__TASK PROMPT__
Provide only the number of lines in the records below that include "JSON".

__INFORMATION PROVIDED__
* START *

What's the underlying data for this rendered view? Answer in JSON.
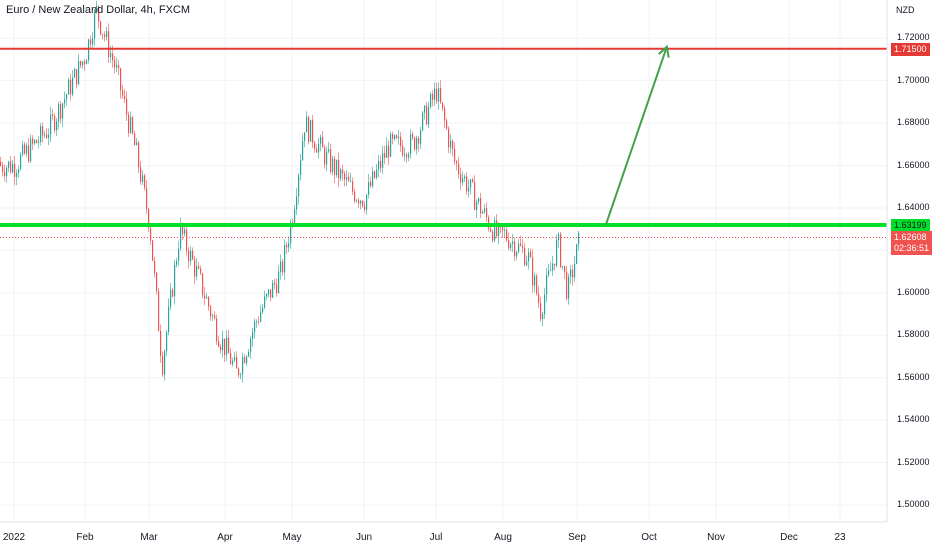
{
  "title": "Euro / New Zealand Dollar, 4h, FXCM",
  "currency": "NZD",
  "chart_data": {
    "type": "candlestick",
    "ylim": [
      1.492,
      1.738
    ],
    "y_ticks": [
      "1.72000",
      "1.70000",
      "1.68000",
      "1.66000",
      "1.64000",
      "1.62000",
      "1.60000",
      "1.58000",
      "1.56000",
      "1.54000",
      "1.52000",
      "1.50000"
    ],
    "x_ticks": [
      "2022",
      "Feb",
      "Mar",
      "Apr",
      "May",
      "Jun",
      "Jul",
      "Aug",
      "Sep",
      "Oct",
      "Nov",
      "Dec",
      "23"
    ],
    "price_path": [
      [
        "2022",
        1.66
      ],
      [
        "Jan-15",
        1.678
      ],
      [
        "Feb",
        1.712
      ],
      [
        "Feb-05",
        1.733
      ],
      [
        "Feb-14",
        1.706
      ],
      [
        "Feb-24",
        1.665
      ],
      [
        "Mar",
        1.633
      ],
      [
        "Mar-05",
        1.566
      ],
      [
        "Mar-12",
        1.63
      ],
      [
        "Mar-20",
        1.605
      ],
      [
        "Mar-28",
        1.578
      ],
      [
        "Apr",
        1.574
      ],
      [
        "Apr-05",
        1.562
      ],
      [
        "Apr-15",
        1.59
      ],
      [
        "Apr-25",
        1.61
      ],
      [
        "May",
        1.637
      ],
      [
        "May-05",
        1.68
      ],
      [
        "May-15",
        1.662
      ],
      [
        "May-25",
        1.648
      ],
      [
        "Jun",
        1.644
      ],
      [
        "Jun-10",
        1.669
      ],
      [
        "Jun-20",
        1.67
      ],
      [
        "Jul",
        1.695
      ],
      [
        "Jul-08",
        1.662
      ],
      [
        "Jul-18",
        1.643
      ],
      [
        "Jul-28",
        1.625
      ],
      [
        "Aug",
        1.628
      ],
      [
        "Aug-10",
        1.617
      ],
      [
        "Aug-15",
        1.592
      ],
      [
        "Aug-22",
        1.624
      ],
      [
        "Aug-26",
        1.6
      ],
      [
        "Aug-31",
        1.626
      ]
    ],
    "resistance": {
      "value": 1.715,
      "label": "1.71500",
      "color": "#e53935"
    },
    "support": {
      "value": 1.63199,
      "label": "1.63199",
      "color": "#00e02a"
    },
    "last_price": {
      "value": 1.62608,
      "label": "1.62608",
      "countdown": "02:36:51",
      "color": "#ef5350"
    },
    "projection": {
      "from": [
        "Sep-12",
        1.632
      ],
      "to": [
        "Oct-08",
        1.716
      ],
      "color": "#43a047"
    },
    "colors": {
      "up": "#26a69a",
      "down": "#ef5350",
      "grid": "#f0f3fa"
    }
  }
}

* END *
* START *

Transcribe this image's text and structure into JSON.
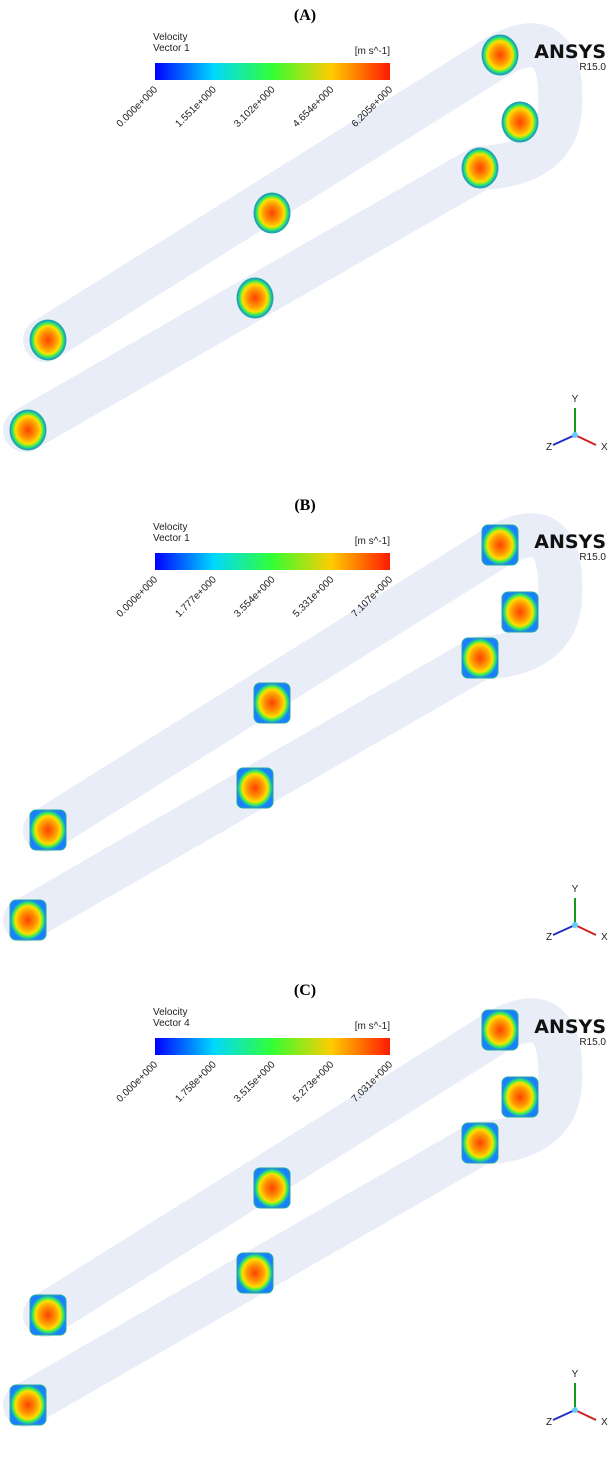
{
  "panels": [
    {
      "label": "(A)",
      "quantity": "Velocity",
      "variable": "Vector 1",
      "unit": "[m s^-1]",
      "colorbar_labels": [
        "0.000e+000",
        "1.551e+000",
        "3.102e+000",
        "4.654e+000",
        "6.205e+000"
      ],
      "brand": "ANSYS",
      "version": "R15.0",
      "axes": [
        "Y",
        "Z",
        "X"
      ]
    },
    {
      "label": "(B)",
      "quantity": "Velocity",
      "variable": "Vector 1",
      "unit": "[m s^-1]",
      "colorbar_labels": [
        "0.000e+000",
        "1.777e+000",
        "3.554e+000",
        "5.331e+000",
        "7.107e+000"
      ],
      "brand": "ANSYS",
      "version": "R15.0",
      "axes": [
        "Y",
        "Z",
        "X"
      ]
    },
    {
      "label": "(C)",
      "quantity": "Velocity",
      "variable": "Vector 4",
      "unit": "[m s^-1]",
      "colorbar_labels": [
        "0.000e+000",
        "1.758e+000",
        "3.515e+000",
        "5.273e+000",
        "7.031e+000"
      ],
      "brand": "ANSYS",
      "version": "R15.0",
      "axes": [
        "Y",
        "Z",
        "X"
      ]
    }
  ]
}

* END *

__THE REPLY__
2